Short task. Count each line in which the word "name" appears. Reply with the total and nothing more.

── Records supplied

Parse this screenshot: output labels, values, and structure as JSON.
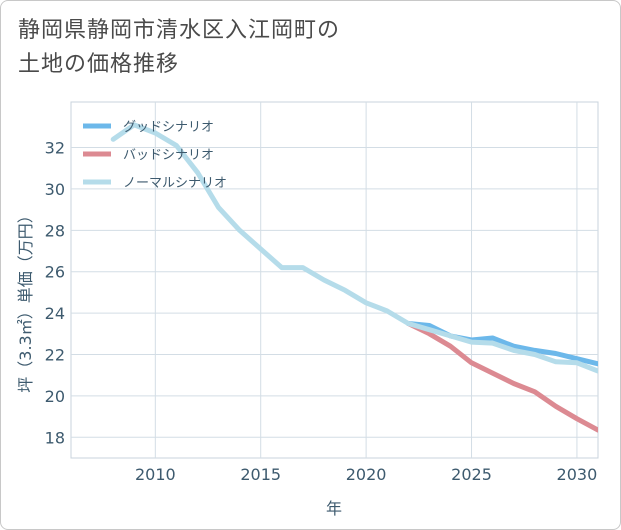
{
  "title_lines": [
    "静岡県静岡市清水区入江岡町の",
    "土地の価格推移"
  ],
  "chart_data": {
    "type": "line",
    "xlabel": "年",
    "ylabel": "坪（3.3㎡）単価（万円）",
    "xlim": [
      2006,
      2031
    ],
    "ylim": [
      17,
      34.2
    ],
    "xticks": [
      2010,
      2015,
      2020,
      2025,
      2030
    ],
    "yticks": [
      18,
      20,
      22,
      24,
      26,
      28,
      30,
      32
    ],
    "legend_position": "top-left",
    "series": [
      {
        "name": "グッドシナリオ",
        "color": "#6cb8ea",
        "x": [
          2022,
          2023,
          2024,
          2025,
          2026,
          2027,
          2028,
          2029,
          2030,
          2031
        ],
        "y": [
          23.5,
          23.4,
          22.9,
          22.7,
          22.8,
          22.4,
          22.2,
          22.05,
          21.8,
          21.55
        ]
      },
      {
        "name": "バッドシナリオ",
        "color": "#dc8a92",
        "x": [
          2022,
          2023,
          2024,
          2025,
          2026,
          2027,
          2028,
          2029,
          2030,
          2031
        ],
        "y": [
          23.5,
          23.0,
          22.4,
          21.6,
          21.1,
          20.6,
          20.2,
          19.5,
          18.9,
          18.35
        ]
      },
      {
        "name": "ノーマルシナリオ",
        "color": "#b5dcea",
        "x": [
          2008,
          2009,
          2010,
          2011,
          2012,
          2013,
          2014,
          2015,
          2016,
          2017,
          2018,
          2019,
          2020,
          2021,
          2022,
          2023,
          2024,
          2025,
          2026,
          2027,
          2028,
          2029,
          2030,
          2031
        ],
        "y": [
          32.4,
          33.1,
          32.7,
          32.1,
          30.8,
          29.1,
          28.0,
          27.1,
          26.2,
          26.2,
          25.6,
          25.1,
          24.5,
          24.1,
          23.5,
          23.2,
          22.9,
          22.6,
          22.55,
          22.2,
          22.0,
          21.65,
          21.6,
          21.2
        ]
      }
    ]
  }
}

────
── Records supplied

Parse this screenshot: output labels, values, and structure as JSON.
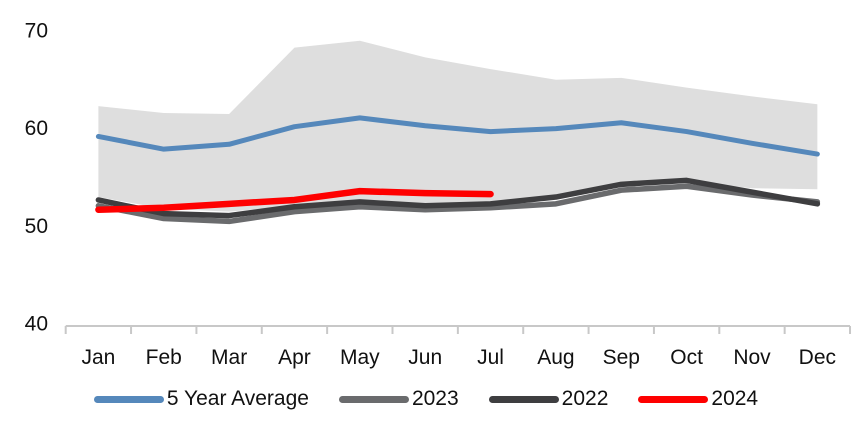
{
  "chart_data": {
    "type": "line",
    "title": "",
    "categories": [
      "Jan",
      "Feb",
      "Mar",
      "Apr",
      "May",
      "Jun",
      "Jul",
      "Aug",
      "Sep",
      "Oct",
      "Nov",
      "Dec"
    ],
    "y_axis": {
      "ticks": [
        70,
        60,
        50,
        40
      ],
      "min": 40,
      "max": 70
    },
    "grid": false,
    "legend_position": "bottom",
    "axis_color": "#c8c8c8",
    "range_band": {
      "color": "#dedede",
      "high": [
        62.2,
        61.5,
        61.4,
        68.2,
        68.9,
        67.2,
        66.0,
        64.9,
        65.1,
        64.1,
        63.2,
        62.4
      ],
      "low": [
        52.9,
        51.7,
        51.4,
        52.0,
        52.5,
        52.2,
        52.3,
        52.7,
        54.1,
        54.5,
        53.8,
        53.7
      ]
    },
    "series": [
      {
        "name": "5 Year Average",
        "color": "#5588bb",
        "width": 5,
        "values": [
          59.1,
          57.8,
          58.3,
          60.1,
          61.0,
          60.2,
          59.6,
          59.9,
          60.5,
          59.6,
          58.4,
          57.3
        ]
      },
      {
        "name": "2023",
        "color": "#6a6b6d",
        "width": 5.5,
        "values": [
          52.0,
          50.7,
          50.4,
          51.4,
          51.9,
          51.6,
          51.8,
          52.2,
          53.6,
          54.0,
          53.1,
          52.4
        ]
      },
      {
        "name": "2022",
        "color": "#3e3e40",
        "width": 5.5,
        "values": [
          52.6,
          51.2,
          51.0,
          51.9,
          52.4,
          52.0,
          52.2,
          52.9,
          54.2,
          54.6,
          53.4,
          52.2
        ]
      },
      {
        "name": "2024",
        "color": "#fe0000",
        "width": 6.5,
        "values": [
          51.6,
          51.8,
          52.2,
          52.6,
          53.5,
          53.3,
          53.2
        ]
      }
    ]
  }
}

────
── Records supplied

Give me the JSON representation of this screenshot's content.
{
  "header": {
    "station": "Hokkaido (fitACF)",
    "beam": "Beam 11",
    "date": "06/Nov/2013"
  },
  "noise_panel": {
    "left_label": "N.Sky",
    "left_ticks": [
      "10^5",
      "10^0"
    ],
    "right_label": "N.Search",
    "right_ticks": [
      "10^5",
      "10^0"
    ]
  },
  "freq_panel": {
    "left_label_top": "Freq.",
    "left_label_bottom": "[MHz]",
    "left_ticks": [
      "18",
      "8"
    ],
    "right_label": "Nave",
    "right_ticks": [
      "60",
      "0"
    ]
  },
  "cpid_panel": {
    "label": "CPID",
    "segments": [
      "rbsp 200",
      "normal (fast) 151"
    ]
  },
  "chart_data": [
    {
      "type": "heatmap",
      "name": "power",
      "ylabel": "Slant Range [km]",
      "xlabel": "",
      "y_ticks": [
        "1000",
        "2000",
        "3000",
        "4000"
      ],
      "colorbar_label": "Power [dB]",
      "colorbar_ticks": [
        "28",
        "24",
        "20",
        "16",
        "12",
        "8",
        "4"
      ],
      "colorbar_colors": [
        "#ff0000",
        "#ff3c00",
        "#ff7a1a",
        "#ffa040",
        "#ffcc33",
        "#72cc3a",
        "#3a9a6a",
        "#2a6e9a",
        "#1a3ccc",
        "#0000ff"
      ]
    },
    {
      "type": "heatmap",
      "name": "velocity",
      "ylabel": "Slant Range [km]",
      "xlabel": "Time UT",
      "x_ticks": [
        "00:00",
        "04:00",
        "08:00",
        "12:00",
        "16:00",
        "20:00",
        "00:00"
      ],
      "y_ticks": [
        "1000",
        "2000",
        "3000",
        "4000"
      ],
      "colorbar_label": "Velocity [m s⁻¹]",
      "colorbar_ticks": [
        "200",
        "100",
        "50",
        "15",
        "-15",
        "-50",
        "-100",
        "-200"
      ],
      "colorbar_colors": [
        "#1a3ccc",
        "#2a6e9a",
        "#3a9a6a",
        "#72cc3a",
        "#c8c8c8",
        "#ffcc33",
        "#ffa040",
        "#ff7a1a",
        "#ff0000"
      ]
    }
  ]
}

────

Answer for this exercise. 9